*SET EXERCISE:*
Extract all of the data and reproduce it precisely.
··· INPUT DATA ···
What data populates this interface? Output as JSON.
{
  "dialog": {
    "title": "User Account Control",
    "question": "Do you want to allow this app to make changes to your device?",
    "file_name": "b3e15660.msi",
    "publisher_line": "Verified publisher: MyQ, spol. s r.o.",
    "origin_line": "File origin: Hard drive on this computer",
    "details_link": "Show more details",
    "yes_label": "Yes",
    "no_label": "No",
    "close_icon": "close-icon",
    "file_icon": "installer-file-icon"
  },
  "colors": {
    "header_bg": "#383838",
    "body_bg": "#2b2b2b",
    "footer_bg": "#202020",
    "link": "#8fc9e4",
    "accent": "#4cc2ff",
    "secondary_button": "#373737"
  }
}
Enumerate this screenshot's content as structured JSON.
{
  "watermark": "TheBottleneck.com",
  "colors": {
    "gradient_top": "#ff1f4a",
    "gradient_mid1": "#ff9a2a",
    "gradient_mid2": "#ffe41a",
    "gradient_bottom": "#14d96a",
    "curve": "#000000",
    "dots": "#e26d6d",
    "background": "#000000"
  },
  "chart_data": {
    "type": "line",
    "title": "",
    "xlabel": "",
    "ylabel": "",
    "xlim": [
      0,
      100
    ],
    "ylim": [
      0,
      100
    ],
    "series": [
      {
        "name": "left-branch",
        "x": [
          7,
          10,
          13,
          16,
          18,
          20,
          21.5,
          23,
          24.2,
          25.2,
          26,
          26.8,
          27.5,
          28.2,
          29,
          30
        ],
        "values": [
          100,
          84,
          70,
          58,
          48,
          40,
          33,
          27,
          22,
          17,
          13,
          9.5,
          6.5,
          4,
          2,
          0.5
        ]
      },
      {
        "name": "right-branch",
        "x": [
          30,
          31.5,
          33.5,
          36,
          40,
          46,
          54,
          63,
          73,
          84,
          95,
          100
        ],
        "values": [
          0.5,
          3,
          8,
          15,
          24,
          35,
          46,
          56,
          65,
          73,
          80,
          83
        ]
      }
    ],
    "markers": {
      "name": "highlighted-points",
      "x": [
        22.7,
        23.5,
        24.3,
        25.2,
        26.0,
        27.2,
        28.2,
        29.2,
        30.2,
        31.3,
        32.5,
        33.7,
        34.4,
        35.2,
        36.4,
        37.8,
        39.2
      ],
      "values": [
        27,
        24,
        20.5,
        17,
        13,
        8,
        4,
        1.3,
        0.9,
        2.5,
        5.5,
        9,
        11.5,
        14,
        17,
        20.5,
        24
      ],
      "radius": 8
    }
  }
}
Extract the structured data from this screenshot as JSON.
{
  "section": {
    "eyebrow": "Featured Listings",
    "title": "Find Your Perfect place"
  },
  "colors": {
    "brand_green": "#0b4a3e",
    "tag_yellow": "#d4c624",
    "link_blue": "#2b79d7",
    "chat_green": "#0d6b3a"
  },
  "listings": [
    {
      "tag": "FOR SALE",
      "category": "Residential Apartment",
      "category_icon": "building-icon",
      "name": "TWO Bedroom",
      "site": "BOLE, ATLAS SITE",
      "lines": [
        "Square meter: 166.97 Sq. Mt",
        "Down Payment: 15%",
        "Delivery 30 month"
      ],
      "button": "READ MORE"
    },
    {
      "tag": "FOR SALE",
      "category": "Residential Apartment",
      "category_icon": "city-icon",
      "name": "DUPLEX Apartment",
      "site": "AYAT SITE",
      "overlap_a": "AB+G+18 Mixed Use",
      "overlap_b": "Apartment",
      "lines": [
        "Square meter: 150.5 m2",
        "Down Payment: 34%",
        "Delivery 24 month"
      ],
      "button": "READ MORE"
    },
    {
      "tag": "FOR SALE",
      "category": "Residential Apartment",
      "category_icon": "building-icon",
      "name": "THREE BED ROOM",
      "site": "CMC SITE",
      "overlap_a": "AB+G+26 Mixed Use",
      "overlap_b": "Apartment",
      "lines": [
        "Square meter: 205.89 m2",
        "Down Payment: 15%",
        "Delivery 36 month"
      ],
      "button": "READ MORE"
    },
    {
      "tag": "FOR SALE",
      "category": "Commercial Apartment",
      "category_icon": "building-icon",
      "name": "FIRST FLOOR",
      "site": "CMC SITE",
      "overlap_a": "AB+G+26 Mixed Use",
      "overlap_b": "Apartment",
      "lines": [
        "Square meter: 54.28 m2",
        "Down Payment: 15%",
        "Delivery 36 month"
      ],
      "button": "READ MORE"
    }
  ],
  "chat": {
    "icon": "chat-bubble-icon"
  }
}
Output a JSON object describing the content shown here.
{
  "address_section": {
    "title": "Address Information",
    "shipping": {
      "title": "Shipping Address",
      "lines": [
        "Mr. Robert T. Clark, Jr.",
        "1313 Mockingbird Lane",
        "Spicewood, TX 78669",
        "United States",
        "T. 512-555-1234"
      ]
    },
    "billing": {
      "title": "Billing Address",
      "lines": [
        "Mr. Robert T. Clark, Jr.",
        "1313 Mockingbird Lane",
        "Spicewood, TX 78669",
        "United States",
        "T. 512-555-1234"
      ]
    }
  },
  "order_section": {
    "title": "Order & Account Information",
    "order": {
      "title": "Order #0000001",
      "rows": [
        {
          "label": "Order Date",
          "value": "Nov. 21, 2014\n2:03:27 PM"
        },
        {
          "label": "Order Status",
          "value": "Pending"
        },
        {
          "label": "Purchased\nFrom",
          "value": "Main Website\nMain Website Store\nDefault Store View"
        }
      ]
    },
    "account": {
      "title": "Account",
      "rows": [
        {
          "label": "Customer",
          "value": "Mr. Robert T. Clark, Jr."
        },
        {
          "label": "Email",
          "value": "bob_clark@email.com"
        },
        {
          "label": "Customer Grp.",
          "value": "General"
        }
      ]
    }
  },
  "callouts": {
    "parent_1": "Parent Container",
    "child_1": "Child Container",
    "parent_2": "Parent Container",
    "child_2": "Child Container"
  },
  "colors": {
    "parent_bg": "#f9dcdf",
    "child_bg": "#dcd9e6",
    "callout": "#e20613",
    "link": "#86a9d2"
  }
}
···
*OUTPUT FOR THIS EXERCISE:*
What data populates this interface? Output as JSON.
{
  "dialog": {
    "title": "User Account Control",
    "question": "Do you want to allow this app to make changes to your device?",
    "file_name": "b3e15660.msi",
    "publisher_line": "Verified publisher: MyQ, spol. s r.o.",
    "origin_line": "File origin: Hard drive on this computer",
    "details_link": "Show more details",
    "yes_label": "Yes",
    "no_label": "No",
    "close_icon": "close-icon",
    "file_icon": "installer-file-icon"
  },
  "colors": {
    "header_bg": "#383838",
    "body_bg": "#2b2b2b",
    "footer_bg": "#202020",
    "link": "#8fc9e4",
    "accent": "#4cc2ff",
    "secondary_button": "#373737"
  }
}
Enumerate this screenshot's content as structured JSON.
{
  "watermark": "TheBottleneck.com",
  "colors": {
    "gradient_top": "#ff1f4a",
    "gradient_mid1": "#ff9a2a",
    "gradient_mid2": "#ffe41a",
    "gradient_bottom": "#14d96a",
    "curve": "#000000",
    "dots": "#e26d6d",
    "background": "#000000"
  },
  "chart_data": {
    "type": "line",
    "title": "",
    "xlabel": "",
    "ylabel": "",
    "xlim": [
      0,
      100
    ],
    "ylim": [
      0,
      100
    ],
    "series": [
      {
        "name": "left-branch",
        "x": [
          7,
          10,
          13,
          16,
          18,
          20,
          21.5,
          23,
          24.2,
          25.2,
          26,
          26.8,
          27.5,
          28.2,
          29,
          30
        ],
        "values": [
          100,
          84,
          70,
          58,
          48,
          40,
          33,
          27,
          22,
          17,
          13,
          9.5,
          6.5,
          4,
          2,
          0.5
        ]
      },
      {
        "name": "right-branch",
        "x": [
          30,
          31.5,
          33.5,
          36,
          40,
          46,
          54,
          63,
          73,
          84,
          95,
          100
        ],
        "values": [
          0.5,
          3,
          8,
          15,
          24,
          35,
          46,
          56,
          65,
          73,
          80,
          83
        ]
      }
    ],
    "markers": {
      "name": "highlighted-points",
      "x": [
        22.7,
        23.5,
        24.3,
        25.2,
        26.0,
        27.2,
        28.2,
        29.2,
        30.2,
        31.3,
        32.5,
        33.7,
        34.4,
        35.2,
        36.4,
        37.8,
        39.2
      ],
      "values": [
        27,
        24,
        20.5,
        17,
        13,
        8,
        4,
        1.3,
        0.9,
        2.5,
        5.5,
        9,
        11.5,
        14,
        17,
        20.5,
        24
      ],
      "radius": 8
    }
  }
}
Extract the structured data from this screenshot as JSON.
{
  "section": {
    "eyebrow": "Featured Listings",
    "title": "Find Your Perfect place"
  },
  "colors": {
    "brand_green": "#0b4a3e",
    "tag_yellow": "#d4c624",
    "link_blue": "#2b79d7",
    "chat_green": "#0d6b3a"
  },
  "listings": [
    {
      "tag": "FOR SALE",
      "category": "Residential Apartment",
      "category_icon": "building-icon",
      "name": "TWO Bedroom",
      "site": "BOLE, ATLAS SITE",
      "lines": [
        "Square meter: 166.97 Sq. Mt",
        "Down Payment: 15%",
        "Delivery 30 month"
      ],
      "button": "READ MORE"
    },
    {
      "tag": "FOR SALE",
      "category": "Residential Apartment",
      "category_icon": "city-icon",
      "name": "DUPLEX Apartment",
      "site": "AYAT SITE",
      "overlap_a": "AB+G+18 Mixed Use",
      "overlap_b": "Apartment",
      "lines": [
        "Square meter: 150.5 m2",
        "Down Payment: 34%",
        "Delivery 24 month"
      ],
      "button": "READ MORE"
    },
    {
      "tag": "FOR SALE",
      "category": "Residential Apartment",
      "category_icon": "building-icon",
      "name": "THREE BED ROOM",
      "site": "CMC SITE",
      "overlap_a": "AB+G+26 Mixed Use",
      "overlap_b": "Apartment",
      "lines": [
        "Square meter: 205.89 m2",
        "Down Payment: 15%",
        "Delivery 36 month"
      ],
      "button": "READ MORE"
    },
    {
      "tag": "FOR SALE",
      "category": "Commercial Apartment",
      "category_icon": "building-icon",
      "name": "FIRST FLOOR",
      "site": "CMC SITE",
      "overlap_a": "AB+G+26 Mixed Use",
      "overlap_b": "Apartment",
      "lines": [
        "Square meter: 54.28 m2",
        "Down Payment: 15%",
        "Delivery 36 month"
      ],
      "button": "READ MORE"
    }
  ],
  "chat": {
    "icon": "chat-bubble-icon"
  }
}
Output a JSON object describing the content shown here.
{
  "address_section": {
    "title": "Address Information",
    "shipping": {
      "title": "Shipping Address",
      "lines": [
        "Mr. Robert T. Clark, Jr.",
        "1313 Mockingbird Lane",
        "Spicewood, TX 78669",
        "United States",
        "T. 512-555-1234"
      ]
    },
    "billing": {
      "title": "Billing Address",
      "lines": [
        "Mr. Robert T. Clark, Jr.",
        "1313 Mockingbird Lane",
        "Spicewood, TX 78669",
        "United States",
        "T. 512-555-1234"
      ]
    }
  },
  "order_section": {
    "title": "Order & Account Information",
    "order": {
      "title": "Order #0000001",
      "rows": [
        {
          "label": "Order Date",
          "value": "Nov. 21, 2014\n2:03:27 PM"
        },
        {
          "label": "Order Status",
          "value": "Pending"
        },
        {
          "label": "Purchased\nFrom",
          "value": "Main Website\nMain Website Store\nDefault Store View"
        }
      ]
    },
    "account": {
      "title": "Account",
      "rows": [
        {
          "label": "Customer",
          "value": "Mr. Robert T. Clark, Jr."
        },
        {
          "label": "Email",
          "value": "bob_clark@email.com"
        },
        {
          "label": "Customer Grp.",
          "value": "General"
        }
      ]
    }
  },
  "callouts": {
    "parent_1": "Parent Container",
    "child_1": "Child Container",
    "parent_2": "Parent Container",
    "child_2": "Child Container"
  },
  "colors": {
    "parent_bg": "#f9dcdf",
    "child_bg": "#dcd9e6",
    "callout": "#e20613",
    "link": "#86a9d2"
  }
}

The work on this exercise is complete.